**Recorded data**
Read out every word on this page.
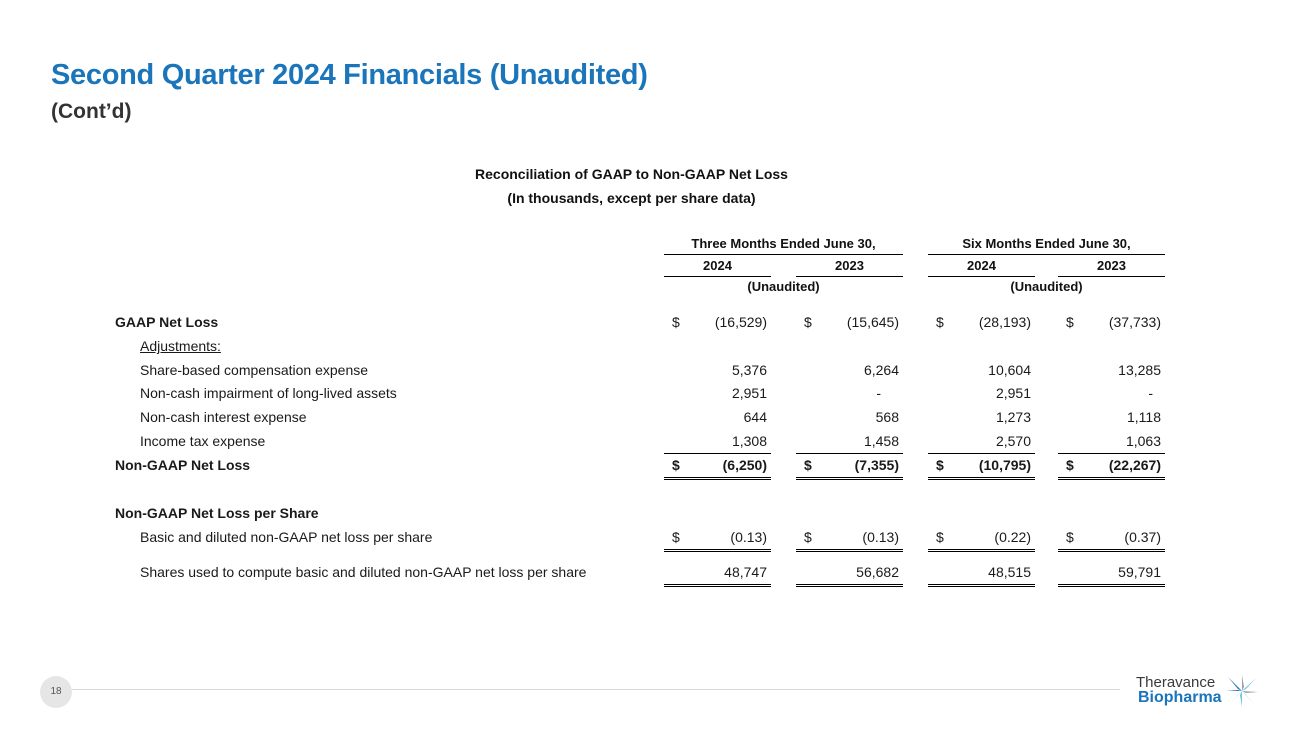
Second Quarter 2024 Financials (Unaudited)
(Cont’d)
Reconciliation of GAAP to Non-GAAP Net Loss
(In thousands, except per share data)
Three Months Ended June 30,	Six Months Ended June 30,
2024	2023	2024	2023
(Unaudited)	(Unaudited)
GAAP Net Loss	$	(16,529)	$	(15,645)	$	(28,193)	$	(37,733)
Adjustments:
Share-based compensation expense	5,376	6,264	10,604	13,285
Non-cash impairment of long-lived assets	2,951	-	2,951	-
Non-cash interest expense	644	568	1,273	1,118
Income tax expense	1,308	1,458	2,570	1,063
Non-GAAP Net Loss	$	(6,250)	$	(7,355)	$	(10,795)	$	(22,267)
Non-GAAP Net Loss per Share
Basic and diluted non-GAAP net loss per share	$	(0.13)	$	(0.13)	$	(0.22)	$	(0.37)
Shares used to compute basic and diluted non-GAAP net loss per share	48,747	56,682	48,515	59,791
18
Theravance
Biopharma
* * *
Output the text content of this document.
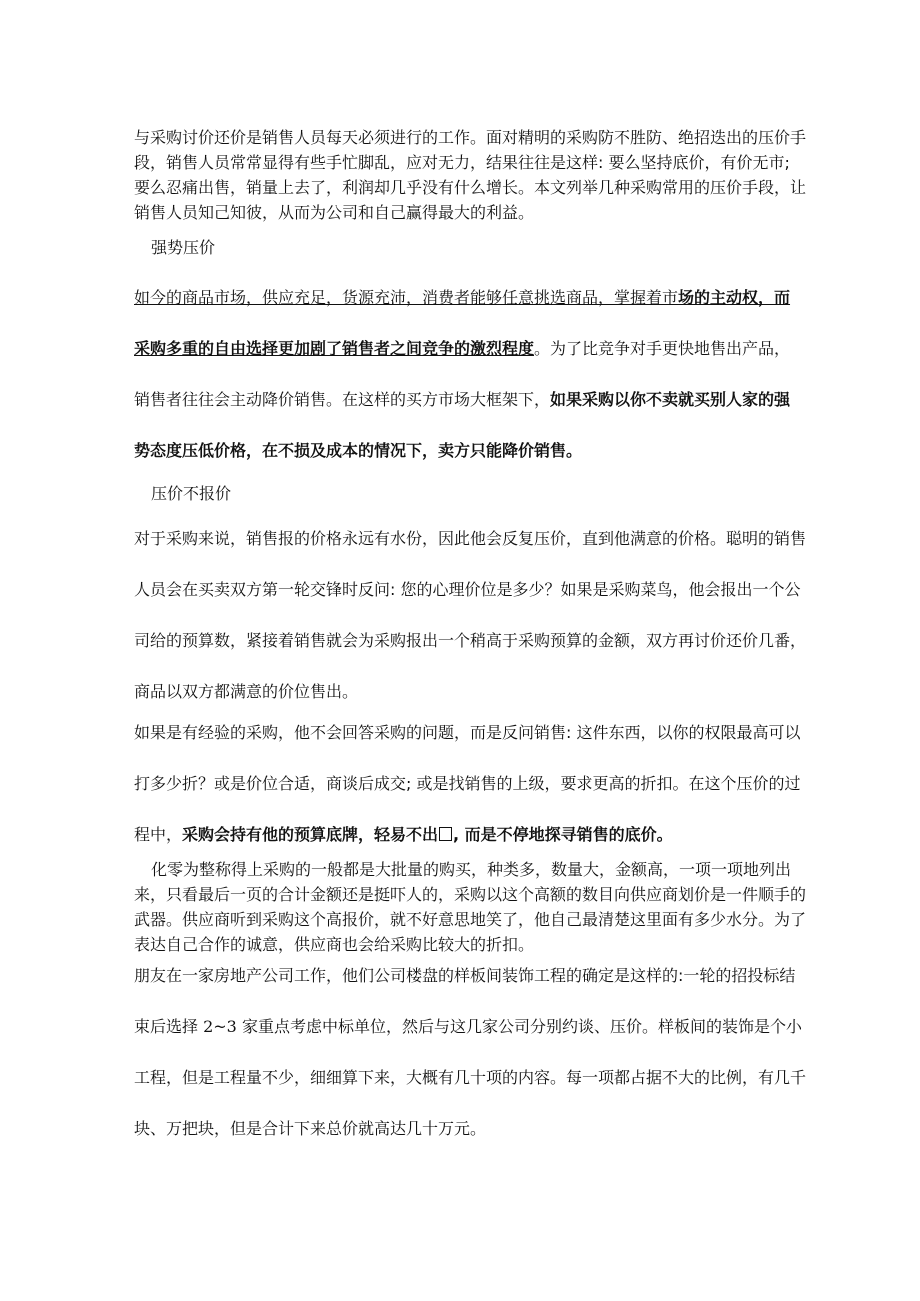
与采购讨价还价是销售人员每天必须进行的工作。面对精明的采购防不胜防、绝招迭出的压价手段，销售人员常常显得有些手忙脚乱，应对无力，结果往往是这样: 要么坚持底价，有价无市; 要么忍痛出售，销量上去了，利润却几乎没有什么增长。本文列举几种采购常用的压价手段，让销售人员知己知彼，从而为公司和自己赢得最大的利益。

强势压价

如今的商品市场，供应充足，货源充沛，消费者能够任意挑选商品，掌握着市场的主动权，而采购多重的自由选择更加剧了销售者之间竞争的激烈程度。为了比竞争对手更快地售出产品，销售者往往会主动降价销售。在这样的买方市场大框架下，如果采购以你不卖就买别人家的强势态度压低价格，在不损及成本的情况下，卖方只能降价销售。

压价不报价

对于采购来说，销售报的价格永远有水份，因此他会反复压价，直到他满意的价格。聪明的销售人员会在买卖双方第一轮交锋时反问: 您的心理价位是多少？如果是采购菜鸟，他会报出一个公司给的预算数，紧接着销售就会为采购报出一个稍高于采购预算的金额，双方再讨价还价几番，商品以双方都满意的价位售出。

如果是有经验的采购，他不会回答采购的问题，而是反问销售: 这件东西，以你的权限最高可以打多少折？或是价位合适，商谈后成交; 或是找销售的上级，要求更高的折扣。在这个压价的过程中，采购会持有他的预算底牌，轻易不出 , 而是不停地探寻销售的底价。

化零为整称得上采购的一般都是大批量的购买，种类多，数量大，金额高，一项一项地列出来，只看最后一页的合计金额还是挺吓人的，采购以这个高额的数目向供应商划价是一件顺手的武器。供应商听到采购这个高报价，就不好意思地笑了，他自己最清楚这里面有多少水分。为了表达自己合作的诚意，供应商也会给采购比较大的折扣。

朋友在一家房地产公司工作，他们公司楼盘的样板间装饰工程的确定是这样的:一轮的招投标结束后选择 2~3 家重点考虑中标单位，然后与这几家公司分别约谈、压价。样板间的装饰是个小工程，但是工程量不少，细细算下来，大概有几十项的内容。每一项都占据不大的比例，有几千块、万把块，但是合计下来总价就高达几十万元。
* * *
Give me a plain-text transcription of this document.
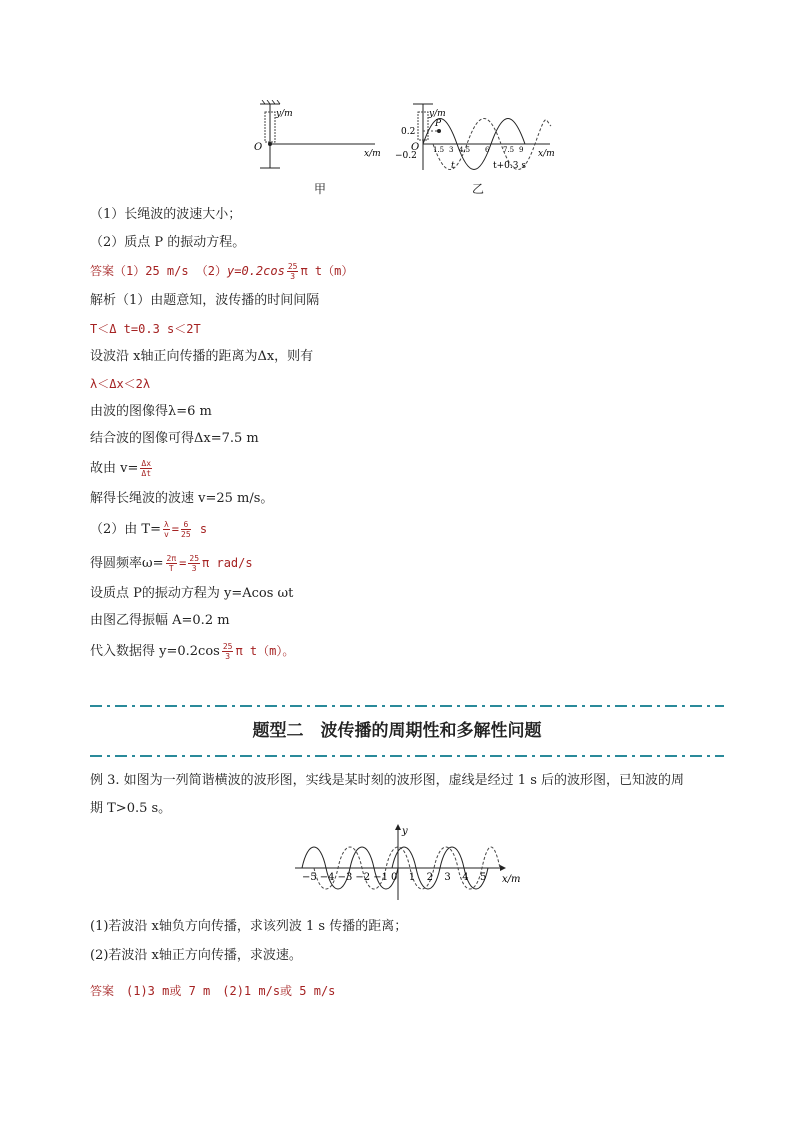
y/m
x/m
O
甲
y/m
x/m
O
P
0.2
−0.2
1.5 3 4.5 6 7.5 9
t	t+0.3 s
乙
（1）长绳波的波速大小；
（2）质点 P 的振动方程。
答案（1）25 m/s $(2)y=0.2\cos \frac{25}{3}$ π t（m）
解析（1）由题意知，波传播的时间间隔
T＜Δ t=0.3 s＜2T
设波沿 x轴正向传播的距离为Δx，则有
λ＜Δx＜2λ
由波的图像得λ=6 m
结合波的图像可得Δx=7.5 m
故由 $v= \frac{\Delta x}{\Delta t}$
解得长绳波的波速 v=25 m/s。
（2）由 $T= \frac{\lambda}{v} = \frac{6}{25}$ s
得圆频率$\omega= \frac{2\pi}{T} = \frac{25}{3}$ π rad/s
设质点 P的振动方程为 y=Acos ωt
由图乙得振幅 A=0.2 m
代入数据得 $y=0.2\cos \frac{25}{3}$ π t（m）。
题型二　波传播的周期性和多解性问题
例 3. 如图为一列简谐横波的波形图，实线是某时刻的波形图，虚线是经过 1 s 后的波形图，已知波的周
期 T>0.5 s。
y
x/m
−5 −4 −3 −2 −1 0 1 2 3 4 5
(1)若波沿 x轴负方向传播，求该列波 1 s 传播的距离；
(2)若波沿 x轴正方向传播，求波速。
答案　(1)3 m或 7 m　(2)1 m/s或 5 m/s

**REQUIRED WORK**
Pick out each line containing the string "cash" and copy it.

**COMPLETED TASK**
Non-cash impairment of long-lived assets	2,951	-	2,951	-
Non-cash interest expense	644	568	1,273	1,118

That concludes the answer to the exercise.